» **EXCERPTED RECORDS**:
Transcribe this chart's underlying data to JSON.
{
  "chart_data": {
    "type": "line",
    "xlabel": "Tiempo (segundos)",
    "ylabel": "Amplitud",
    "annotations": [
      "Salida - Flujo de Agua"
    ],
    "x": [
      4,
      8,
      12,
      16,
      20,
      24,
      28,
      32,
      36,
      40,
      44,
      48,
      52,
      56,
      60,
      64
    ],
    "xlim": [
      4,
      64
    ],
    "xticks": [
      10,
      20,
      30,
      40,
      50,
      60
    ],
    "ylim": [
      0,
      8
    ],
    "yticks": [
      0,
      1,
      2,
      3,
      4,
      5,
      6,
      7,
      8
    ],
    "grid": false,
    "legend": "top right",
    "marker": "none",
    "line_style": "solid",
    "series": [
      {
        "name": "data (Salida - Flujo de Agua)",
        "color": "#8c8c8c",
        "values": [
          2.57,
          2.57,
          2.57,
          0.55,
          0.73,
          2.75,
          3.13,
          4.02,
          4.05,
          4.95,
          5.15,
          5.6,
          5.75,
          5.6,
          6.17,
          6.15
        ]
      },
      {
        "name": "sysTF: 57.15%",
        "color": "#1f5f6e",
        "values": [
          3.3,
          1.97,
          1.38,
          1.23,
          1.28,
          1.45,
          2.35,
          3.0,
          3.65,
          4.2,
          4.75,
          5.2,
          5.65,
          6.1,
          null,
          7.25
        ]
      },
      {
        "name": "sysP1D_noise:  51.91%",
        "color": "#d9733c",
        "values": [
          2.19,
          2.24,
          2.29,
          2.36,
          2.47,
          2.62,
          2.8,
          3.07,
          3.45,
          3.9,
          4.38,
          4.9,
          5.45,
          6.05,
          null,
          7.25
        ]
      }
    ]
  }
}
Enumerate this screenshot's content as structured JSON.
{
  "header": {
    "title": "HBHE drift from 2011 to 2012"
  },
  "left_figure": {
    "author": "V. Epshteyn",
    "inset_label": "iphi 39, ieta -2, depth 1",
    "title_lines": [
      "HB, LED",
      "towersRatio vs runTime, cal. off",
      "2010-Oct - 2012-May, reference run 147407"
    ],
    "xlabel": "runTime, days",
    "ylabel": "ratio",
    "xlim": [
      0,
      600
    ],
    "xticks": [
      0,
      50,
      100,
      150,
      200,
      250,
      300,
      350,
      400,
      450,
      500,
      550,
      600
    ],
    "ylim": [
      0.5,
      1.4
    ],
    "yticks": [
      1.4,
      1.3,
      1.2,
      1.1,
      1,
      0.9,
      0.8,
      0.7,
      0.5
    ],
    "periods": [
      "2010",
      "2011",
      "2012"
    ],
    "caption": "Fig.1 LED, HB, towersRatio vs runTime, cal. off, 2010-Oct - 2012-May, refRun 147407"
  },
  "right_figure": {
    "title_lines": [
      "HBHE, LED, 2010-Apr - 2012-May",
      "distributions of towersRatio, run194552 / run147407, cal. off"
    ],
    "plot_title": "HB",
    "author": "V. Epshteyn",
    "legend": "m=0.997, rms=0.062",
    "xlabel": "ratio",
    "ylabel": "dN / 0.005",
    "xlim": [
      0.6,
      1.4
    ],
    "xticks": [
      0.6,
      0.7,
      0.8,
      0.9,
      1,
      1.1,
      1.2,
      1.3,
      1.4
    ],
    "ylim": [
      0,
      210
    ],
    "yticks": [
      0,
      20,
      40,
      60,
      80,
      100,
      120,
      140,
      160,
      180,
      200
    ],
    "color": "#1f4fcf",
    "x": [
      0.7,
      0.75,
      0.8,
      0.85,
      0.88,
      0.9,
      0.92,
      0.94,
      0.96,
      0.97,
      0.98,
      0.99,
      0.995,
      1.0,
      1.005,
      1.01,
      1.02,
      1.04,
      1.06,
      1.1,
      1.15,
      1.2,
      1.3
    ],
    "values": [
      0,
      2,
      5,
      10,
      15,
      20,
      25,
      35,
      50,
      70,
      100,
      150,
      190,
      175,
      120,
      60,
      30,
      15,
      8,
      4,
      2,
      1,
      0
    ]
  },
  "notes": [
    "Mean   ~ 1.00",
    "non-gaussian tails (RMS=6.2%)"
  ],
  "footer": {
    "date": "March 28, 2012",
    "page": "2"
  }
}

» **GIVEN TASK**:
Only the count is needed: the number of lines in the data that include the word "Salida".

» **RIGHT ANSWER**:
2